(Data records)
|---|
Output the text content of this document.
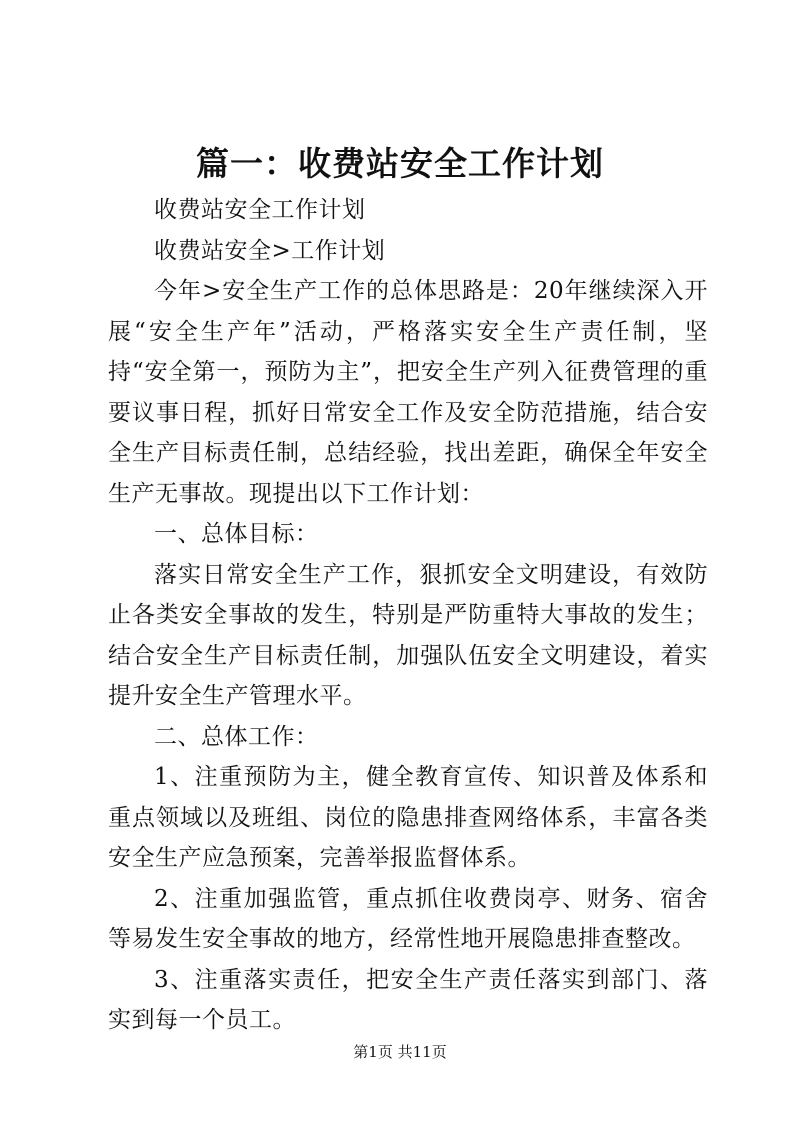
篇一：收费站安全工作计划

收费站安全工作计划

收费站安全>工作计划

今年>安全生产工作的总体思路是：20年继续深入开展“安全生产年”活动，严格落实安全生产责任制，坚持“安全第一，预防为主”，把安全生产列入征费管理的重要议事日程，抓好日常安全工作及安全防范措施，结合安全生产目标责任制，总结经验，找出差距，确保全年安全生产无事故。现提出以下工作计划：

一、总体目标：

落实日常安全生产工作，狠抓安全文明建设，有效防止各类安全事故的发生，特别是严防重特大事故的发生；结合安全生产目标责任制，加强队伍安全文明建设，着实提升安全生产管理水平。

二、总体工作：

1、注重预防为主，健全教育宣传、知识普及体系和重点领域以及班组、岗位的隐患排查网络体系，丰富各类安全生产应急预案，完善举报监督体系。

2、注重加强监管，重点抓住收费岗亭、财务、宿舍等易发生安全事故的地方，经常性地开展隐患排查整改。

3、注重落实责任，把安全生产责任落实到部门、落实到每一个员工。

第1页 共11页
|---|
TASK DETAILS:
Make an exact copy of the data above, pictures excluded.

RESULT OF THIS TASK:
Output the text content of this document.
篇一：收费站安全工作计划

收费站安全工作计划

收费站安全>工作计划

今年>安全生产工作的总体思路是：20年继续深入开展“安全生产年”活动，严格落实安全生产责任制，坚持“安全第一，预防为主”，把安全生产列入征费管理的重要议事日程，抓好日常安全工作及安全防范措施，结合安全生产目标责任制，总结经验，找出差距，确保全年安全生产无事故。现提出以下工作计划：

一、总体目标：

落实日常安全生产工作，狠抓安全文明建设，有效防止各类安全事故的发生，特别是严防重特大事故的发生；结合安全生产目标责任制，加强队伍安全文明建设，着实提升安全生产管理水平。

二、总体工作：

1、注重预防为主，健全教育宣传、知识普及体系和重点领域以及班组、岗位的隐患排查网络体系，丰富各类安全生产应急预案，完善举报监督体系。

2、注重加强监管，重点抓住收费岗亭、财务、宿舍等易发生安全事故的地方，经常性地开展隐患排查整改。

3、注重落实责任，把安全生产责任落实到部门、落实到每一个员工。

第1页 共11页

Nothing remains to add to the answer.